-- Data excerpts --
+===+

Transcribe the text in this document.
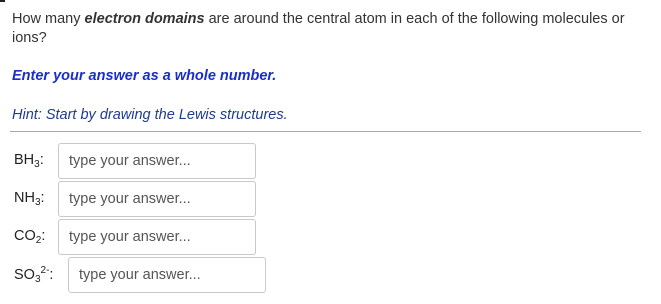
How many electron domains are around the central atom in each of the following molecules or ions?
Enter your answer as a whole number.
Hint: Start by drawing the Lewis structures.
$BH_3$:
type your answer...
$NH_3$:
type your answer...
$CO_2$:
type your answer...
$SO_3^{2-}$:
type your answer...
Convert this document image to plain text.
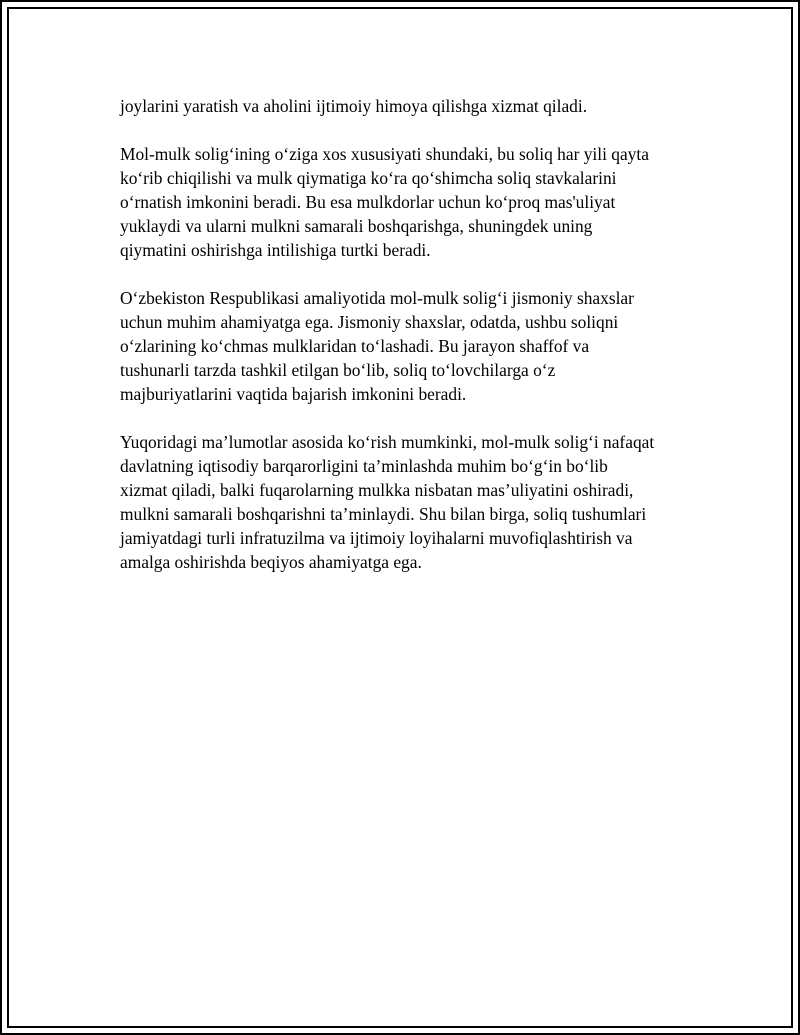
joylarini yaratish va aholini ijtimoiy himoya qilishga xizmat qiladi.

Mol-mulk solig‘ining o‘ziga xos xususiyati shundaki, bu soliq har yili qayta
ko‘rib chiqilishi va mulk qiymatiga ko‘ra qo‘shimcha soliq stavkalarini
o‘rnatish imkonini beradi. Bu esa mulkdorlar uchun ko‘proq mas'uliyat
yuklaydi va ularni mulkni samarali boshqarishga, shuningdek uning
qiymatini oshirishga intilishiga turtki beradi.

O‘zbekiston Respublikasi amaliyotida mol-mulk solig‘i jismoniy shaxslar
uchun muhim ahamiyatga ega. Jismoniy shaxslar, odatda, ushbu soliqni
o‘zlarining ko‘chmas mulklaridan to‘lashadi. Bu jarayon shaffof va
tushunarli tarzda tashkil etilgan bo‘lib, soliq to‘lovchilarga o‘z
majburiyatlarini vaqtida bajarish imkonini beradi.

Yuqoridagi ma’lumotlar asosida ko‘rish mumkinki, mol-mulk solig‘i nafaqat
davlatning iqtisodiy barqarorligini ta’minlashda muhim bo‘g‘in bo‘lib
xizmat qiladi, balki fuqarolarning mulkka nisbatan mas’uliyatini oshiradi,
mulkni samarali boshqarishni ta’minlaydi. Shu bilan birga, soliq tushumlari
jamiyatdagi turli infratuzilma va ijtimoiy loyihalarni muvofiqlashtirish va
amalga oshirishda beqiyos ahamiyatga ega.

+===+

-- Your task --
Keep every word of the data as it is when you write it out, but drop the pictures.

-- Solution for this exercise --
Transcribe the text in this document.
How many electron domains are around the central atom in each of the following molecules or ions?
Enter your answer as a whole number.
Hint: Start by drawing the Lewis structures.
$BH_3$:
type your answer...
$NH_3$:
type your answer...
$CO_2$:
type your answer...
$SO_3^{2-}$:
type your answer...
Convert this document image to plain text.
joylarini yaratish va aholini ijtimoiy himoya qilishga xizmat qiladi.

Mol-mulk solig‘ining o‘ziga xos xususiyati shundaki, bu soliq har yili qayta
ko‘rib chiqilishi va mulk qiymatiga ko‘ra qo‘shimcha soliq stavkalarini
o‘rnatish imkonini beradi. Bu esa mulkdorlar uchun ko‘proq mas'uliyat
yuklaydi va ularni mulkni samarali boshqarishga, shuningdek uning
qiymatini oshirishga intilishiga turtki beradi.

O‘zbekiston Respublikasi amaliyotida mol-mulk solig‘i jismoniy shaxslar
uchun muhim ahamiyatga ega. Jismoniy shaxslar, odatda, ushbu soliqni
o‘zlarining ko‘chmas mulklaridan to‘lashadi. Bu jarayon shaffof va
tushunarli tarzda tashkil etilgan bo‘lib, soliq to‘lovchilarga o‘z
majburiyatlarini vaqtida bajarish imkonini beradi.

Yuqoridagi ma’lumotlar asosida ko‘rish mumkinki, mol-mulk solig‘i nafaqat
davlatning iqtisodiy barqarorligini ta’minlashda muhim bo‘g‘in bo‘lib
xizmat qiladi, balki fuqarolarning mulkka nisbatan mas’uliyatini oshiradi,
mulkni samarali boshqarishni ta’minlaydi. Shu bilan birga, soliq tushumlari
jamiyatdagi turli infratuzilma va ijtimoiy loyihalarni muvofiqlashtirish va
amalga oshirishda beqiyos ahamiyatga ega.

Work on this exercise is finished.